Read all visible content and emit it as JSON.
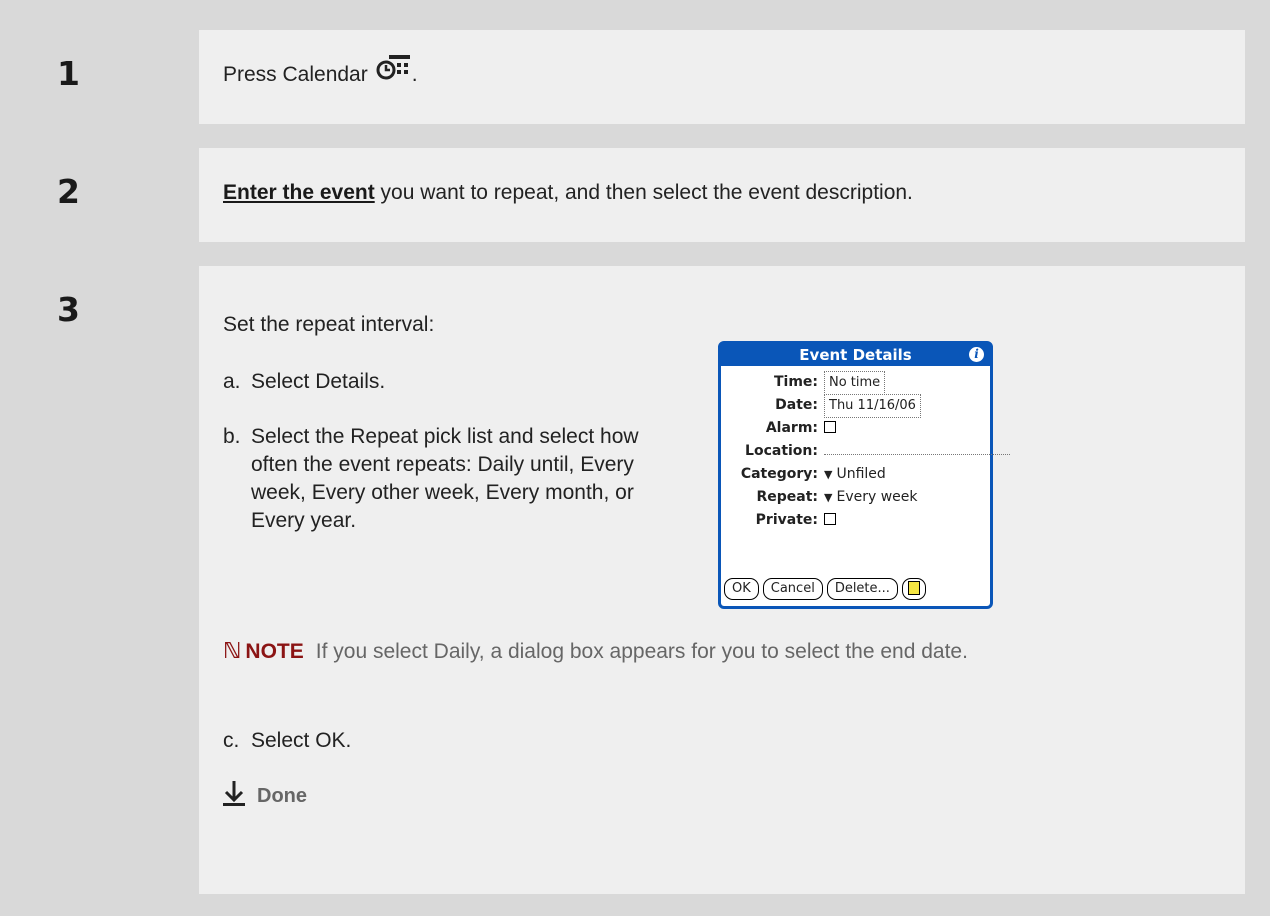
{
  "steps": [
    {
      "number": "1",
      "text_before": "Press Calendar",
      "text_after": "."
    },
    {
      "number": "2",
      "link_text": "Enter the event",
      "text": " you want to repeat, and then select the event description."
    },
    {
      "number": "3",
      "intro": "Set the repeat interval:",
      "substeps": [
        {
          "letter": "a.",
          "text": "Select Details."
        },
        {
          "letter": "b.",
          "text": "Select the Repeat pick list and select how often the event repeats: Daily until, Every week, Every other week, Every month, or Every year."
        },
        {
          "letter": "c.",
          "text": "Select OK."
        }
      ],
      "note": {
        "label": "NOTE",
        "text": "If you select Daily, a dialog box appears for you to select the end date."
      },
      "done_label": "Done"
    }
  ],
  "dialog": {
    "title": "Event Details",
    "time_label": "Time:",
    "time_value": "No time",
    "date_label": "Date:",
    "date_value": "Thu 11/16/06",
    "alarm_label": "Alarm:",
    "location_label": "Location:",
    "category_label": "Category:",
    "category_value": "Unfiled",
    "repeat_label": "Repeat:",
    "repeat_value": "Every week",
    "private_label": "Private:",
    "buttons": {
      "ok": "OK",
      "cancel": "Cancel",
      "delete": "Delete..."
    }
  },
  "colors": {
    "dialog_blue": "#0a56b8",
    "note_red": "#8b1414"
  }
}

▶ What you need to do:
Find every line above that contains the word "Details", and return each one.

▶ Result of this task:
          "text": "Select Details."
    "title": "Event Details",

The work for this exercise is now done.